> **问题描述 1**:
把记录原样照抄一遍，从记录开头起，一直抄到含有“word-football: football bbox=[1669, 737, 1727, 978]”的那一行为止，这一行也要抄上。

> **文档节选**:
Chapter26 Concurrency: Introduction

线程和进程类似，但多线程程序，共享 address space 和 data。

多线程各自独享寄存器组，切换进程的时候需要上下文切换。

进程上下文切换的时候把上一个进程的寄存器组保存到 PCB(Process Control Block)中，线程切换需要定义一个或更多新的结构体 TCBs(Thread Control Blocks)来保存每个线程的状态。

线程切换 Page table 不用切换，因为线程共享地址空间。

线程拥有自己的栈。

26.1 Why use threads?

Parallelism。单线程程序只能利用一个 CPU 核，多线程程序可以并行利用多个 CPU 核，提高效率。
防止 I/O 操作导致程序 block。即使是单核 CPU，多线程程序可以在一个线程执行 I/O 操作的时候，其他线程继续利用 CPU。

如果是 CPU 密集型工作，单核 CPU 跑多线程对效率提升不大

26.2~26.4 Problem of Shared data

创建两个线程，分别对全局变量 counter 加 1e7, 最后结果会不等于 2e7。

#include <stdio.h>
#include <pthread.h>
#include "common.h"
#include "common_threads.h"

static volatile int counter = 0;

void *mythread(void *arg)
{
	printf("%s: begin\n", (char *) arg);
	int i;
	for (i = 0; i < 1e7; i++)
		counter = counter + 1;
	printf("%s: done\n", (char *) arg);
	return NULL;
}

int main(int argc, char *argv[])
{
	pthread_t p1, p2;
	printf("main: begin (counter = %d)\n", counter);
	Pthread_create(&p1, NULL, mythread, "A");
	Pthread_create(&p2, NULL, mythread, "B");
	// join waits for the threads to finish
	Pthread_join(p1, NULL);
	Pthread_join(p2, NULL);
	printf("main: done with both (counter = %d)\n", counter);
	return 0;
}

pthread_create: 创建线程。 pthread_join: 阻塞等待线程终止。

假设变量 counter 的地址为 0x8049a1c，值为 50, counter = counter + 1的汇编代码为：

mov 0x8049a1c, %eax
add $0x1, %eax
mov %eax, 0x8049a1c

假设 Thread1 在执行到第二行add $0x1, %eax的时候被切换到 Thread2, Thread2 执行完，将 51 写入内存 0x8049a1c 中，再切回 Thread1。这时因为 context switch 的原因，Thread1 也不会重新执行第一行，从内存重新获取值，而是用之前保存在%eax中的 51，再次写入内存 0x9049a1c。这样发生了错误。

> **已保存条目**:
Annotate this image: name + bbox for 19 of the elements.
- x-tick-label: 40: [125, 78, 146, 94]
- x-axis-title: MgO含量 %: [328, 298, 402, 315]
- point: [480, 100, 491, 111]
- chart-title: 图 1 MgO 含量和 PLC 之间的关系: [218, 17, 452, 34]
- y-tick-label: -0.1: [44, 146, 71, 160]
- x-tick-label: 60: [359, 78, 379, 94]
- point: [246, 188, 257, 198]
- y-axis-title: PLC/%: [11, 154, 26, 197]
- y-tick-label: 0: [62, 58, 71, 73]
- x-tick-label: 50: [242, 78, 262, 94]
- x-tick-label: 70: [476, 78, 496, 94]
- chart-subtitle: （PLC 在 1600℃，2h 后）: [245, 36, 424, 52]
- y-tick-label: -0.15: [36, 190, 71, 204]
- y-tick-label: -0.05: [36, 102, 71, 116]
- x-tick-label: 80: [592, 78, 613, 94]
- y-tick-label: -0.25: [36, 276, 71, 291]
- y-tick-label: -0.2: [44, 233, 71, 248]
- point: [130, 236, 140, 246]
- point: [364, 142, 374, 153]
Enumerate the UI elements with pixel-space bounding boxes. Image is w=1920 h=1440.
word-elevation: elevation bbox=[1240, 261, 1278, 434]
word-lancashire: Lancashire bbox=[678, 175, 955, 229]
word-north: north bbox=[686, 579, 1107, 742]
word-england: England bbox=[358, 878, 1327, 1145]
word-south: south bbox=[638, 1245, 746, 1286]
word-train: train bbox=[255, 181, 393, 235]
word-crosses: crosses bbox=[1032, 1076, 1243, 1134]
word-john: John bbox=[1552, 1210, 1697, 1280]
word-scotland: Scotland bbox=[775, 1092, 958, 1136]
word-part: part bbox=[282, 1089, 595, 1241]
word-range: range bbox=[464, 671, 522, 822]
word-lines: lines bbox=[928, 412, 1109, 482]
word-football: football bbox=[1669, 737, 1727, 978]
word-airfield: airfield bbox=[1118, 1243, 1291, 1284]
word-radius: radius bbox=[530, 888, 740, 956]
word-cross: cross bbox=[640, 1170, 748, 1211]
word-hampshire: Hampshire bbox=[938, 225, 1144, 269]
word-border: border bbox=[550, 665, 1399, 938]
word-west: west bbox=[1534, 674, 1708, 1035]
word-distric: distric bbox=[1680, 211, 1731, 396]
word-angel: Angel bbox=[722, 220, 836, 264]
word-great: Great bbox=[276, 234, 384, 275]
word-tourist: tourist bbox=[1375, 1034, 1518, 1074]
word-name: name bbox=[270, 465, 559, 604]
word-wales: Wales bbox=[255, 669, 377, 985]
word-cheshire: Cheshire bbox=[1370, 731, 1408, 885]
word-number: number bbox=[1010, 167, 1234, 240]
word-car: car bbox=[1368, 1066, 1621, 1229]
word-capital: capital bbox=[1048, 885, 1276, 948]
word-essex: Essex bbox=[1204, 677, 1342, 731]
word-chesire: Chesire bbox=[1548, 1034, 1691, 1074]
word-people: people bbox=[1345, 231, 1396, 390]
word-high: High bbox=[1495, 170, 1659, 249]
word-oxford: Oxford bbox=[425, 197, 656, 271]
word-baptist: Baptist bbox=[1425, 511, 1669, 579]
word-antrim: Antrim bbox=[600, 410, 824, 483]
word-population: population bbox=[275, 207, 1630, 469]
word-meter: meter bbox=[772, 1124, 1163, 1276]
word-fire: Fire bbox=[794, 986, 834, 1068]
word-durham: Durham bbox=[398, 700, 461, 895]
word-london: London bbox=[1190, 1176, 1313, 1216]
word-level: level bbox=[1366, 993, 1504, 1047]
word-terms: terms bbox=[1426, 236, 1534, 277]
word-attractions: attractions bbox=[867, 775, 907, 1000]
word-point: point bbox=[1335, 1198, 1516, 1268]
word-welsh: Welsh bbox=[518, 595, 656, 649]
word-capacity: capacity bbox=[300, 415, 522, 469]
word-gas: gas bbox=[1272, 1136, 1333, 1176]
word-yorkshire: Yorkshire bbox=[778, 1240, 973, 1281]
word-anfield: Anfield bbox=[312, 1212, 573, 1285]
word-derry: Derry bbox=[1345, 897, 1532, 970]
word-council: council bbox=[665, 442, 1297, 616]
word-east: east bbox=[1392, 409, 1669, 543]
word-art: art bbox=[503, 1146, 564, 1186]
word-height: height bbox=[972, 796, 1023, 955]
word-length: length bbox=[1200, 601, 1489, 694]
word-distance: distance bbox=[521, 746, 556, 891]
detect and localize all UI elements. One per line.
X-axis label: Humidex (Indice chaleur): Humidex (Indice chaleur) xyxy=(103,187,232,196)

> **问题描述 2**:
这篇讲线程与并发的笔记在最后一句后停了，请接着往下写。

> **练习结果 1**:
Annotate this image: name + bbox for 19 of the elements.
- x-tick-label: 40: [125, 78, 146, 94]
- x-axis-title: MgO含量 %: [328, 298, 402, 315]
- point: [480, 100, 491, 111]
- chart-title: 图 1 MgO 含量和 PLC 之间的关系: [218, 17, 452, 34]
- y-tick-label: -0.1: [44, 146, 71, 160]
- x-tick-label: 60: [359, 78, 379, 94]
- point: [246, 188, 257, 198]
- y-axis-title: PLC/%: [11, 154, 26, 197]
- y-tick-label: 0: [62, 58, 71, 73]
- x-tick-label: 50: [242, 78, 262, 94]
- x-tick-label: 70: [476, 78, 496, 94]
- chart-subtitle: （PLC 在 1600℃，2h 后）: [245, 36, 424, 52]
- y-tick-label: -0.15: [36, 190, 71, 204]
- y-tick-label: -0.05: [36, 102, 71, 116]
- x-tick-label: 80: [592, 78, 613, 94]
- y-tick-label: -0.25: [36, 276, 71, 291]
- y-tick-label: -0.2: [44, 233, 71, 248]
- point: [130, 236, 140, 246]
- point: [364, 142, 374, 153]
Enumerate the UI elements with pixel-space bounding boxes. Image is w=1920 h=1440.
word-elevation: elevation bbox=[1240, 261, 1278, 434]
word-lancashire: Lancashire bbox=[678, 175, 955, 229]
word-north: north bbox=[686, 579, 1107, 742]
word-england: England bbox=[358, 878, 1327, 1145]
word-south: south bbox=[638, 1245, 746, 1286]
word-train: train bbox=[255, 181, 393, 235]
word-crosses: crosses bbox=[1032, 1076, 1243, 1134]
word-john: John bbox=[1552, 1210, 1697, 1280]
word-scotland: Scotland bbox=[775, 1092, 958, 1136]
word-part: part bbox=[282, 1089, 595, 1241]
word-range: range bbox=[464, 671, 522, 822]
word-lines: lines bbox=[928, 412, 1109, 482]
word-football: football bbox=[1669, 737, 1727, 978]

> **练习结果 2**:
这种情况被称作race condition或data race。会导致race condition的代码段(并行访问共享数据)被称作critical section临界区。

解决这种问题的方法是mutual exclusion互斥。一个线程在访问共享数据的时候，另一个线程无法访问。

26.5 The wish For Atomicity

synchronization primitives 同步原语。

Chapter27 Thread API

27.1 Thread Creation

#include <pthread.h>
int pthread_create(pthread_t *thread, const pthread_attr_t *attr, void *(*start_routine)(void*), void *arg);

pthread_t thread: 需要传入一个pthread_t结构体地址。

const pthread_attr_t *attr: 用来指定一些属性，比如栈大小，线程调度优先级等。还需要调用pthread_attr_init()，使用默认属性直接传入 NULL。

(*start_routine)(void*): 线程调用的函数指针，函数名为 start_routine。

void *arg: 传入函数指针的形参。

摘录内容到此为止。